━━━━━ Listing ━━━━━

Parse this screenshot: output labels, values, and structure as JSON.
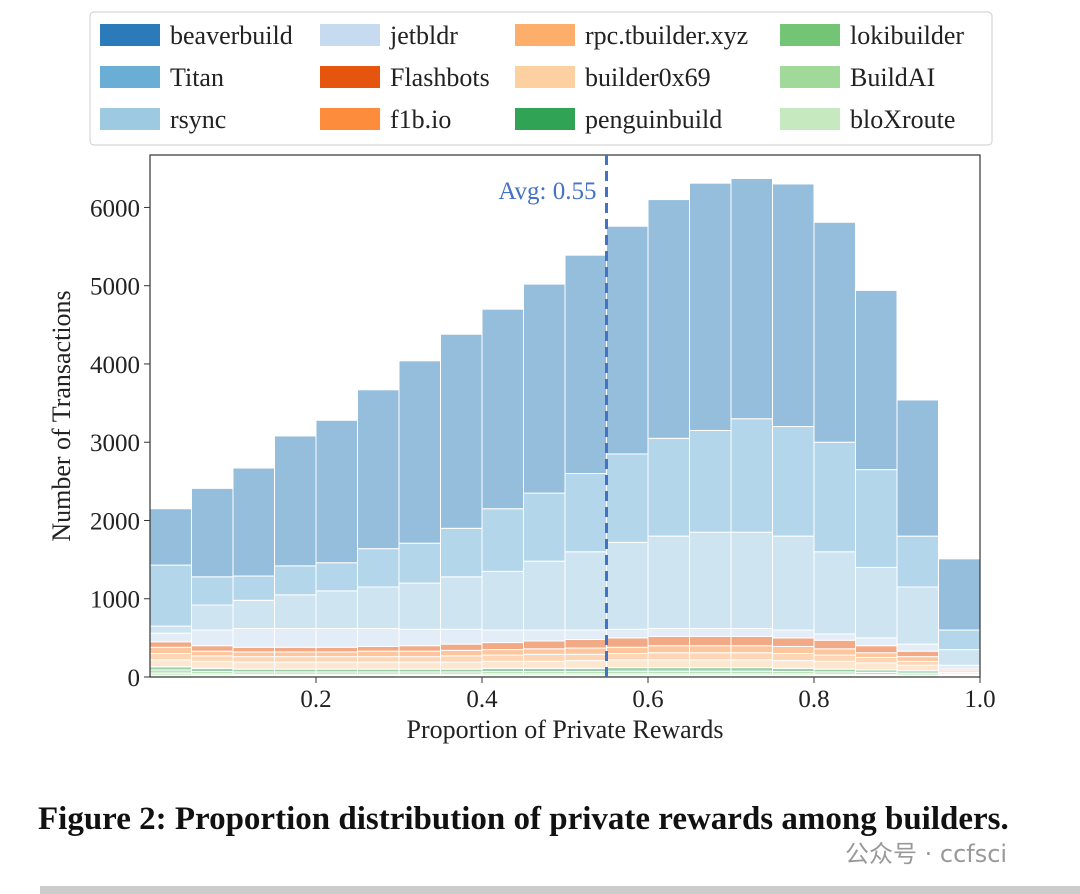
{
  "chart_data": {
    "type": "stacked-histogram",
    "xlabel": "Proportion of Private Rewards",
    "ylabel": "Number of Transactions",
    "bins": [
      0,
      0.05,
      0.1,
      0.15,
      0.2,
      0.25,
      0.3,
      0.35,
      0.4,
      0.45,
      0.5,
      0.55,
      0.6,
      0.65,
      0.7,
      0.75,
      0.8,
      0.85,
      0.9,
      0.95,
      1.0
    ],
    "xlim": [
      0,
      1
    ],
    "ylim": [
      0,
      6670
    ],
    "xticks": [
      0.2,
      0.4,
      0.6,
      0.8,
      {
        "value": 1,
        "label": "1.0"
      }
    ],
    "yticks": [
      0,
      1000,
      2000,
      3000,
      4000,
      5000,
      6000
    ],
    "avg_line": {
      "value": 0.55,
      "label": "Avg: 0.55",
      "color": "#4472c4"
    },
    "series": [
      {
        "name": "beaverbuild",
        "color": "#2b7bba",
        "values": [
          720,
          1130,
          1380,
          1660,
          1820,
          2030,
          2330,
          2480,
          2550,
          2670,
          2790,
          2910,
          3050,
          3160,
          3070,
          3100,
          2810,
          2290,
          1740,
          910
        ]
      },
      {
        "name": "Titan",
        "color": "#6aaed6",
        "values": [
          780,
          360,
          310,
          370,
          360,
          490,
          510,
          620,
          800,
          870,
          1000,
          1130,
          1250,
          1300,
          1450,
          1400,
          1400,
          1250,
          650,
          250
        ]
      },
      {
        "name": "rsync",
        "color": "#9ecae1",
        "values": [
          90,
          320,
          360,
          430,
          480,
          530,
          590,
          670,
          750,
          880,
          1000,
          1110,
          1180,
          1230,
          1230,
          1200,
          1050,
          900,
          730,
          200
        ]
      },
      {
        "name": "jetbldr",
        "color": "#c6dbef",
        "values": [
          110,
          200,
          240,
          240,
          240,
          230,
          210,
          190,
          160,
          140,
          120,
          110,
          100,
          100,
          100,
          100,
          80,
          100,
          90,
          50
        ]
      },
      {
        "name": "Flashbots",
        "color": "#e6550d",
        "values": [
          70,
          70,
          60,
          60,
          60,
          60,
          70,
          80,
          90,
          100,
          110,
          120,
          120,
          120,
          120,
          110,
          110,
          90,
          70,
          20
        ]
      },
      {
        "name": "f1b.io",
        "color": "#fd8d3c",
        "values": [
          80,
          60,
          60,
          60,
          60,
          70,
          70,
          70,
          70,
          70,
          80,
          80,
          90,
          90,
          90,
          90,
          80,
          60,
          60,
          20
        ]
      },
      {
        "name": "rpc.tbuilder.xyz",
        "color": "#fdae6b",
        "values": [
          80,
          70,
          70,
          70,
          70,
          70,
          70,
          80,
          80,
          90,
          80,
          80,
          90,
          90,
          90,
          90,
          80,
          70,
          50,
          20
        ]
      },
      {
        "name": "builder0x69",
        "color": "#fdd0a2",
        "values": [
          90,
          90,
          90,
          90,
          90,
          90,
          90,
          90,
          90,
          90,
          100,
          100,
          100,
          100,
          100,
          100,
          100,
          90,
          70,
          15
        ]
      },
      {
        "name": "penguinbuild",
        "color": "#31a354",
        "values": [
          40,
          40,
          35,
          35,
          35,
          35,
          35,
          35,
          40,
          40,
          40,
          45,
          45,
          45,
          45,
          40,
          35,
          30,
          30,
          10
        ]
      },
      {
        "name": "lokibuilder",
        "color": "#74c476",
        "values": [
          40,
          30,
          30,
          30,
          30,
          30,
          30,
          30,
          30,
          30,
          30,
          35,
          35,
          35,
          35,
          30,
          30,
          30,
          25,
          7
        ]
      },
      {
        "name": "BuildAI",
        "color": "#a1d99b",
        "values": [
          30,
          20,
          15,
          15,
          15,
          15,
          15,
          15,
          20,
          20,
          20,
          20,
          20,
          20,
          20,
          20,
          15,
          10,
          5,
          4
        ]
      },
      {
        "name": "bloXroute",
        "color": "#c7e9c0",
        "values": [
          20,
          20,
          20,
          20,
          20,
          20,
          20,
          20,
          20,
          20,
          20,
          20,
          20,
          20,
          20,
          20,
          20,
          20,
          20,
          4
        ]
      }
    ]
  },
  "caption": "Figure 2: Proportion distribution of private rewards among builders.",
  "watermark": "公众号 · ccfsci"
}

━━━━━

[Aim of the exercise]
Return only the number of lines in the data that contain "Proportion".

[Exercise answer]
2